Text segment:
########

# Breeds that successfuly competed in Endurance : Share Your Story!



## Fulford15 (Oct 17, 2012)

A Lady I rode with uses Canadian Horses for Endurance riding, for a lighter draft horse they seemed a bit "clunky" to do much with but she does it all and they always place very well in it! Just goes to show, you can't judge a book by it's cover!


----------



## Joe4d (Sep 1, 2011)

Tevis results are searchable, Outside the Arabians the competitive horses are TWH's, Morgans and Saddlebreds. A TWH top tenned at the OD 100 this year. Certain non show Paso Finos are coming along in the sport. Temperature seems to have a lot to do with it. Non arabians just dont handle the heat as well. I have decided not to do any rides this year with an expected temperature approaching 80.


----------



## Merlot (Sep 12, 2012)

This is my little Australian stock horse and myself competing in a tough hill country CTR. He did brilliantly coming in either first or second in anything I took him in. He outdid the arabs on seriously steep hill which also involved swimming through a river (no problem) leaping into fairly deep water off a bank at which there were many horses backed up unwilling to move. Persil has a 'workmanlike' attitude - point him in a direction and he goes, over, under or through! However I've never been able to school him as he can not get his head around why anyone would want to go in a circle!

He's now in his twenties and busy being an Uncle to my new foal... This is him and his best mate Danny Boy a 25 year old connemara acting like 2 year olds as usual.:shock:


----------

########

Part of a data file:
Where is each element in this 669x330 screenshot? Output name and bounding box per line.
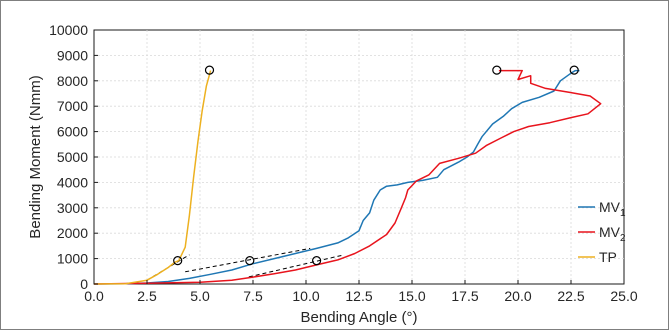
x-tick-label: 17.5 xyxy=(451,288,478,304)
x-tick-labels: 0.0 2.5 5.0 7.5 10.0 12.5 15.0 17.5 20.0 22.5 25.0 xyxy=(84,280,638,304)
y-tick-labels: 0 1000 2000 3000 4000 5000 6000 7000 8000 9000 100… xyxy=(49,22,98,292)
x-axis-label: Bending Angle (°) xyxy=(301,309,418,326)
legend: MV1 MV2 TP xyxy=(578,199,626,265)
x-tick-label: 5.0 xyxy=(190,288,210,304)
fit-line xyxy=(248,254,345,278)
x-tick-label: 10.0 xyxy=(292,288,319,304)
data-series xyxy=(93,69,602,285)
y-tick-label: 10000 xyxy=(49,22,88,38)
x-tick-label: 25.0 xyxy=(610,288,637,304)
legend-label-tp: TP xyxy=(599,249,617,265)
fit-line xyxy=(185,247,311,273)
data-marker xyxy=(245,256,255,266)
data-marker xyxy=(312,256,322,266)
grid xyxy=(94,30,624,284)
y-tick-label: 9000 xyxy=(57,47,88,63)
y-tick-label: 1000 xyxy=(57,251,88,267)
x-tick-label: 22.5 xyxy=(557,288,584,304)
point-markers xyxy=(173,65,579,266)
legend-label-mv1: MV1 xyxy=(599,199,626,219)
x-tick-label: 20.0 xyxy=(504,288,531,304)
x-tick-label: 15.0 xyxy=(398,288,425,304)
y-tick-label: 2000 xyxy=(57,225,88,241)
x-tick-label: 12.5 xyxy=(345,288,372,304)
data-marker xyxy=(492,65,502,75)
y-tick-label: 8000 xyxy=(57,73,88,89)
series-line-tp xyxy=(93,70,212,285)
x-tick-label: 2.5 xyxy=(137,288,157,304)
y-tick-label: 7000 xyxy=(57,98,88,114)
y-tick-label: 0 xyxy=(80,276,88,292)
series-line-mv1 xyxy=(93,69,580,285)
y-axis-label: Bending Moment (Nmm) xyxy=(27,75,44,238)
legend-label-mv2: MV2 xyxy=(599,224,626,244)
series-line-mv2 xyxy=(93,69,602,285)
data-marker xyxy=(173,256,183,266)
y-tick-label: 4000 xyxy=(57,174,88,190)
y-tick-label: 6000 xyxy=(57,124,88,140)
data-marker xyxy=(204,65,215,75)
y-tick-label: 3000 xyxy=(57,200,88,216)
data-marker xyxy=(569,65,579,75)
y-tick-label: 5000 xyxy=(57,149,88,165)
x-tick-label: 0.0 xyxy=(84,288,104,304)
x-tick-label: 7.5 xyxy=(243,288,263,304)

########

Written task 1: In the forum thread, which breeds besides Arabians are named as competitive in the Tevis results?
Written task 2: Summarize the forum thread in two sentences.
Written task 3: Reproduce the forum thread word for word between "A Lady I rode" and "by it's cover!", inclusive.
Please rely only on the forum thread.

Final result 1: TWH's, Morgans and Saddlebreds.

Final result 2: Posters in the forum thread describe non-Arabian breeds doing well in endurance, including Canadian Horses that always place very well and an Australian stock horse that came in first or second in hill-country CTR events. Another poster reports that outside the Arabians the competitive Tevis horses are TWH's, Morgans and Saddlebreds, and that non-Arabians don't handle the heat as well.

Final result 3:
A Lady I rode with uses Canadian Horses for Endurance riding, for a lighter draft horse they seemed a bit "clunky" to do much with but she does it all and they always place very well in it! Just goes to show, you can't judge a book by it's cover!